Written problem: Go through each line of the records below and count those with the word "Ziel". Give only the count.

Data to use:
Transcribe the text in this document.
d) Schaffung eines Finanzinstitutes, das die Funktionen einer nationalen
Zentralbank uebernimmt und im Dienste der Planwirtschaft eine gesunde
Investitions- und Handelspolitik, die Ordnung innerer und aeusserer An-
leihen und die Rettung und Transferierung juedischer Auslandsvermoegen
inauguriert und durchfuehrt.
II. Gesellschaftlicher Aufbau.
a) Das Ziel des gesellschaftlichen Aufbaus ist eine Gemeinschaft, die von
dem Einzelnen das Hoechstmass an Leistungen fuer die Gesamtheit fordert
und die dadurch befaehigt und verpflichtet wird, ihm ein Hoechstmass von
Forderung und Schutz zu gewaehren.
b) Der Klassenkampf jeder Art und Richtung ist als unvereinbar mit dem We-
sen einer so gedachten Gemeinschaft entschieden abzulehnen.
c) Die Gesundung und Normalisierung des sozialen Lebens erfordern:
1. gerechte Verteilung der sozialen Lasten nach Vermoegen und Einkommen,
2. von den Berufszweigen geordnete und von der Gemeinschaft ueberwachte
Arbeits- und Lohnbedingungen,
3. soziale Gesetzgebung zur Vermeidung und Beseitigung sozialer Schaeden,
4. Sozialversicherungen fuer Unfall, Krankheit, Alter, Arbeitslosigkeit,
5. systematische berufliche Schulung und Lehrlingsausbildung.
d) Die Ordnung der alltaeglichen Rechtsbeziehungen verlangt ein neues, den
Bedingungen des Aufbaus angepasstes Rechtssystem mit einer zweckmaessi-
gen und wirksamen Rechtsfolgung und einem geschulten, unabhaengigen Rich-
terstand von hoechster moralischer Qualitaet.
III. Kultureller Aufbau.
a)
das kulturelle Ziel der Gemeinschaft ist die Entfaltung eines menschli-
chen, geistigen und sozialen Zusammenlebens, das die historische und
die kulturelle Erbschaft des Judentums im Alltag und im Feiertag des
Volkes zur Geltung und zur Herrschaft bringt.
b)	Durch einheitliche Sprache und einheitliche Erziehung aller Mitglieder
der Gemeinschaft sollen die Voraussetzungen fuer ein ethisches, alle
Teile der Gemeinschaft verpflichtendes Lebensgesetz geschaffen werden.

Expected answer: 2